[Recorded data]
----
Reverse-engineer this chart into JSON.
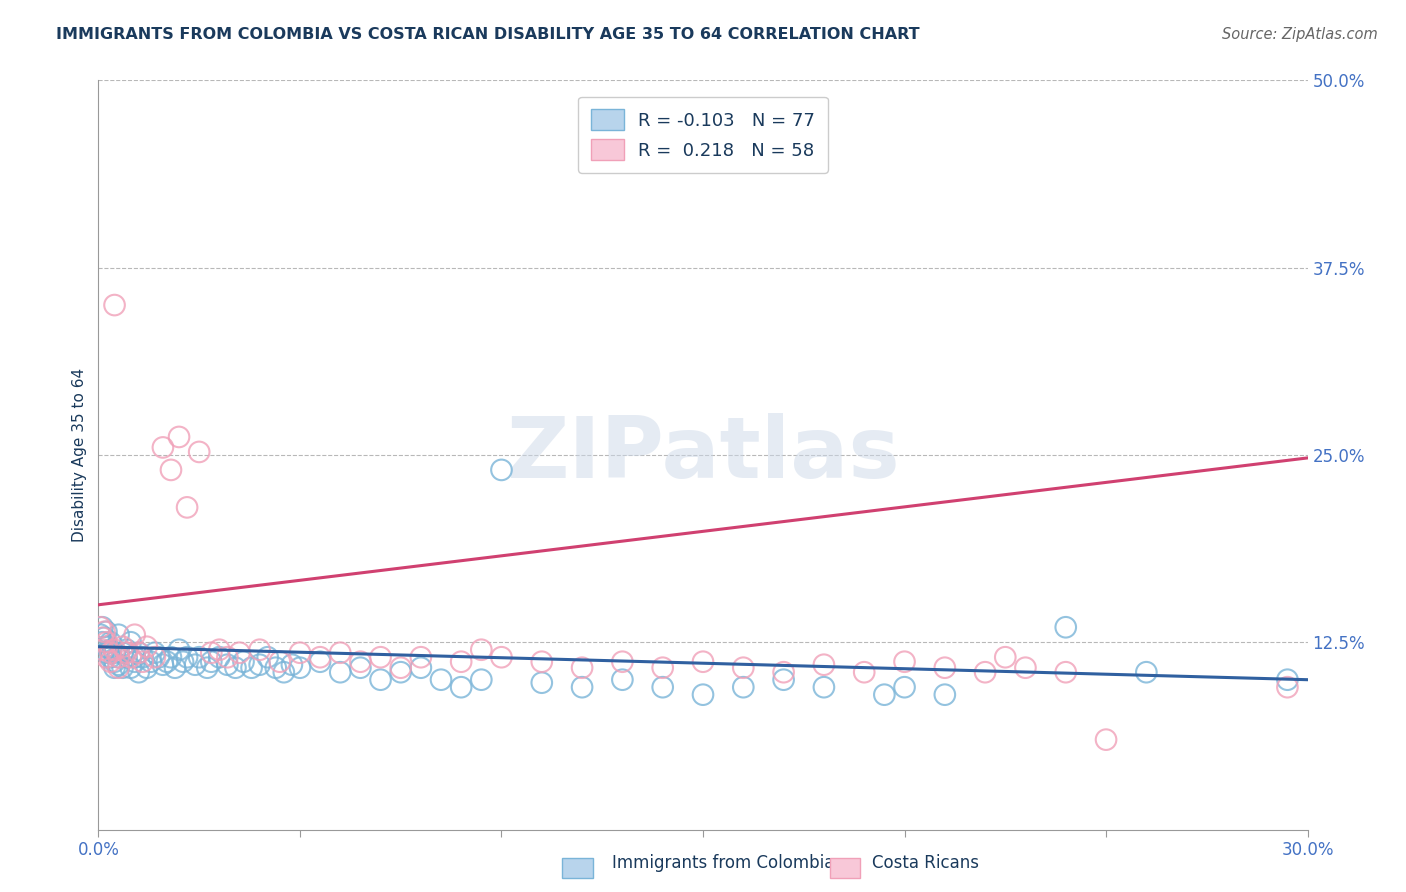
{
  "title": "IMMIGRANTS FROM COLOMBIA VS COSTA RICAN DISABILITY AGE 35 TO 64 CORRELATION CHART",
  "source_text": "Source: ZipAtlas.com",
  "ylabel": "Disability Age 35 to 64",
  "xlim": [
    0.0,
    0.3
  ],
  "ylim": [
    0.0,
    0.5
  ],
  "xticks": [
    0.0,
    0.05,
    0.1,
    0.15,
    0.2,
    0.25,
    0.3
  ],
  "xticklabels": [
    "0.0%",
    "",
    "",
    "",
    "",
    "",
    "30.0%"
  ],
  "yticks": [
    0.0,
    0.125,
    0.25,
    0.375,
    0.5
  ],
  "yticklabels": [
    "",
    "12.5%",
    "25.0%",
    "37.5%",
    "50.0%"
  ],
  "bottom_legend1": "Immigrants from Colombia",
  "bottom_legend2": "Costa Ricans",
  "blue_color": "#7ab4d8",
  "pink_color": "#f0a0b8",
  "blue_line_color": "#3060a0",
  "pink_line_color": "#d04070",
  "watermark": "ZIPatlas",
  "title_color": "#1a3a5c",
  "tick_label_color": "#4472c4",
  "grid_color": "#b8b8b8",
  "blue_line_x": [
    0.0,
    0.3
  ],
  "blue_line_y": [
    0.122,
    0.1
  ],
  "pink_line_x": [
    0.0,
    0.3
  ],
  "pink_line_y": [
    0.15,
    0.248
  ],
  "blue_scatter_x": [
    0.0005,
    0.001,
    0.001,
    0.0015,
    0.002,
    0.002,
    0.002,
    0.003,
    0.003,
    0.003,
    0.004,
    0.004,
    0.004,
    0.005,
    0.005,
    0.005,
    0.006,
    0.006,
    0.007,
    0.007,
    0.008,
    0.008,
    0.009,
    0.009,
    0.01,
    0.01,
    0.011,
    0.012,
    0.013,
    0.014,
    0.015,
    0.016,
    0.017,
    0.018,
    0.019,
    0.02,
    0.021,
    0.022,
    0.024,
    0.025,
    0.027,
    0.028,
    0.03,
    0.032,
    0.034,
    0.036,
    0.038,
    0.04,
    0.042,
    0.044,
    0.046,
    0.048,
    0.05,
    0.055,
    0.06,
    0.065,
    0.07,
    0.075,
    0.08,
    0.085,
    0.09,
    0.095,
    0.1,
    0.11,
    0.12,
    0.13,
    0.14,
    0.15,
    0.16,
    0.17,
    0.18,
    0.195,
    0.2,
    0.21,
    0.24,
    0.26,
    0.295
  ],
  "blue_scatter_y": [
    0.13,
    0.135,
    0.125,
    0.128,
    0.132,
    0.118,
    0.122,
    0.115,
    0.125,
    0.12,
    0.112,
    0.118,
    0.108,
    0.13,
    0.115,
    0.11,
    0.118,
    0.108,
    0.12,
    0.115,
    0.125,
    0.108,
    0.115,
    0.112,
    0.118,
    0.105,
    0.115,
    0.108,
    0.112,
    0.118,
    0.115,
    0.11,
    0.112,
    0.115,
    0.108,
    0.12,
    0.112,
    0.115,
    0.11,
    0.115,
    0.108,
    0.112,
    0.115,
    0.11,
    0.108,
    0.112,
    0.108,
    0.11,
    0.115,
    0.108,
    0.105,
    0.11,
    0.108,
    0.112,
    0.105,
    0.108,
    0.1,
    0.105,
    0.108,
    0.1,
    0.095,
    0.1,
    0.24,
    0.098,
    0.095,
    0.1,
    0.095,
    0.09,
    0.095,
    0.1,
    0.095,
    0.09,
    0.095,
    0.09,
    0.135,
    0.105,
    0.1
  ],
  "pink_scatter_x": [
    0.0005,
    0.001,
    0.001,
    0.0015,
    0.002,
    0.002,
    0.003,
    0.003,
    0.004,
    0.004,
    0.005,
    0.005,
    0.006,
    0.007,
    0.008,
    0.009,
    0.01,
    0.011,
    0.012,
    0.014,
    0.016,
    0.018,
    0.02,
    0.022,
    0.025,
    0.028,
    0.03,
    0.032,
    0.035,
    0.04,
    0.045,
    0.05,
    0.055,
    0.06,
    0.065,
    0.07,
    0.075,
    0.08,
    0.09,
    0.095,
    0.1,
    0.11,
    0.12,
    0.13,
    0.14,
    0.15,
    0.16,
    0.17,
    0.18,
    0.19,
    0.2,
    0.21,
    0.22,
    0.225,
    0.23,
    0.24,
    0.25,
    0.295
  ],
  "pink_scatter_y": [
    0.135,
    0.128,
    0.12,
    0.132,
    0.125,
    0.115,
    0.118,
    0.112,
    0.12,
    0.35,
    0.115,
    0.108,
    0.122,
    0.118,
    0.115,
    0.13,
    0.118,
    0.112,
    0.122,
    0.115,
    0.255,
    0.24,
    0.262,
    0.215,
    0.252,
    0.118,
    0.12,
    0.115,
    0.118,
    0.12,
    0.112,
    0.118,
    0.115,
    0.118,
    0.112,
    0.115,
    0.108,
    0.115,
    0.112,
    0.12,
    0.115,
    0.112,
    0.108,
    0.112,
    0.108,
    0.112,
    0.108,
    0.105,
    0.11,
    0.105,
    0.112,
    0.108,
    0.105,
    0.115,
    0.108,
    0.105,
    0.06,
    0.095
  ]
}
----
_Work to complete:_
Each entry above is to be written out again unchanged, apart from the pictures, which are left out.

_Exercise answer:_
Reverse-engineer this chart into JSON.
{
  "title": "IMMIGRANTS FROM COLOMBIA VS COSTA RICAN DISABILITY AGE 35 TO 64 CORRELATION CHART",
  "source_text": "Source: ZipAtlas.com",
  "ylabel": "Disability Age 35 to 64",
  "xlim": [
    0.0,
    0.3
  ],
  "ylim": [
    0.0,
    0.5
  ],
  "xticks": [
    0.0,
    0.05,
    0.1,
    0.15,
    0.2,
    0.25,
    0.3
  ],
  "xticklabels": [
    "0.0%",
    "",
    "",
    "",
    "",
    "",
    "30.0%"
  ],
  "yticks": [
    0.0,
    0.125,
    0.25,
    0.375,
    0.5
  ],
  "yticklabels": [
    "",
    "12.5%",
    "25.0%",
    "37.5%",
    "50.0%"
  ],
  "bottom_legend1": "Immigrants from Colombia",
  "bottom_legend2": "Costa Ricans",
  "blue_color": "#7ab4d8",
  "pink_color": "#f0a0b8",
  "blue_line_color": "#3060a0",
  "pink_line_color": "#d04070",
  "watermark": "ZIPatlas",
  "title_color": "#1a3a5c",
  "tick_label_color": "#4472c4",
  "grid_color": "#b8b8b8",
  "blue_line_x": [
    0.0,
    0.3
  ],
  "blue_line_y": [
    0.122,
    0.1
  ],
  "pink_line_x": [
    0.0,
    0.3
  ],
  "pink_line_y": [
    0.15,
    0.248
  ],
  "blue_scatter_x": [
    0.0005,
    0.001,
    0.001,
    0.0015,
    0.002,
    0.002,
    0.002,
    0.003,
    0.003,
    0.003,
    0.004,
    0.004,
    0.004,
    0.005,
    0.005,
    0.005,
    0.006,
    0.006,
    0.007,
    0.007,
    0.008,
    0.008,
    0.009,
    0.009,
    0.01,
    0.01,
    0.011,
    0.012,
    0.013,
    0.014,
    0.015,
    0.016,
    0.017,
    0.018,
    0.019,
    0.02,
    0.021,
    0.022,
    0.024,
    0.025,
    0.027,
    0.028,
    0.03,
    0.032,
    0.034,
    0.036,
    0.038,
    0.04,
    0.042,
    0.044,
    0.046,
    0.048,
    0.05,
    0.055,
    0.06,
    0.065,
    0.07,
    0.075,
    0.08,
    0.085,
    0.09,
    0.095,
    0.1,
    0.11,
    0.12,
    0.13,
    0.14,
    0.15,
    0.16,
    0.17,
    0.18,
    0.195,
    0.2,
    0.21,
    0.24,
    0.26,
    0.295
  ],
  "blue_scatter_y": [
    0.13,
    0.135,
    0.125,
    0.128,
    0.132,
    0.118,
    0.122,
    0.115,
    0.125,
    0.12,
    0.112,
    0.118,
    0.108,
    0.13,
    0.115,
    0.11,
    0.118,
    0.108,
    0.12,
    0.115,
    0.125,
    0.108,
    0.115,
    0.112,
    0.118,
    0.105,
    0.115,
    0.108,
    0.112,
    0.118,
    0.115,
    0.11,
    0.112,
    0.115,
    0.108,
    0.12,
    0.112,
    0.115,
    0.11,
    0.115,
    0.108,
    0.112,
    0.115,
    0.11,
    0.108,
    0.112,
    0.108,
    0.11,
    0.115,
    0.108,
    0.105,
    0.11,
    0.108,
    0.112,
    0.105,
    0.108,
    0.1,
    0.105,
    0.108,
    0.1,
    0.095,
    0.1,
    0.24,
    0.098,
    0.095,
    0.1,
    0.095,
    0.09,
    0.095,
    0.1,
    0.095,
    0.09,
    0.095,
    0.09,
    0.135,
    0.105,
    0.1
  ],
  "pink_scatter_x": [
    0.0005,
    0.001,
    0.001,
    0.0015,
    0.002,
    0.002,
    0.003,
    0.003,
    0.004,
    0.004,
    0.005,
    0.005,
    0.006,
    0.007,
    0.008,
    0.009,
    0.01,
    0.011,
    0.012,
    0.014,
    0.016,
    0.018,
    0.02,
    0.022,
    0.025,
    0.028,
    0.03,
    0.032,
    0.035,
    0.04,
    0.045,
    0.05,
    0.055,
    0.06,
    0.065,
    0.07,
    0.075,
    0.08,
    0.09,
    0.095,
    0.1,
    0.11,
    0.12,
    0.13,
    0.14,
    0.15,
    0.16,
    0.17,
    0.18,
    0.19,
    0.2,
    0.21,
    0.22,
    0.225,
    0.23,
    0.24,
    0.25,
    0.295
  ],
  "pink_scatter_y": [
    0.135,
    0.128,
    0.12,
    0.132,
    0.125,
    0.115,
    0.118,
    0.112,
    0.12,
    0.35,
    0.115,
    0.108,
    0.122,
    0.118,
    0.115,
    0.13,
    0.118,
    0.112,
    0.122,
    0.115,
    0.255,
    0.24,
    0.262,
    0.215,
    0.252,
    0.118,
    0.12,
    0.115,
    0.118,
    0.12,
    0.112,
    0.118,
    0.115,
    0.118,
    0.112,
    0.115,
    0.108,
    0.115,
    0.112,
    0.12,
    0.115,
    0.112,
    0.108,
    0.112,
    0.108,
    0.112,
    0.108,
    0.105,
    0.11,
    0.105,
    0.112,
    0.108,
    0.105,
    0.115,
    0.108,
    0.105,
    0.06,
    0.095
  ]
}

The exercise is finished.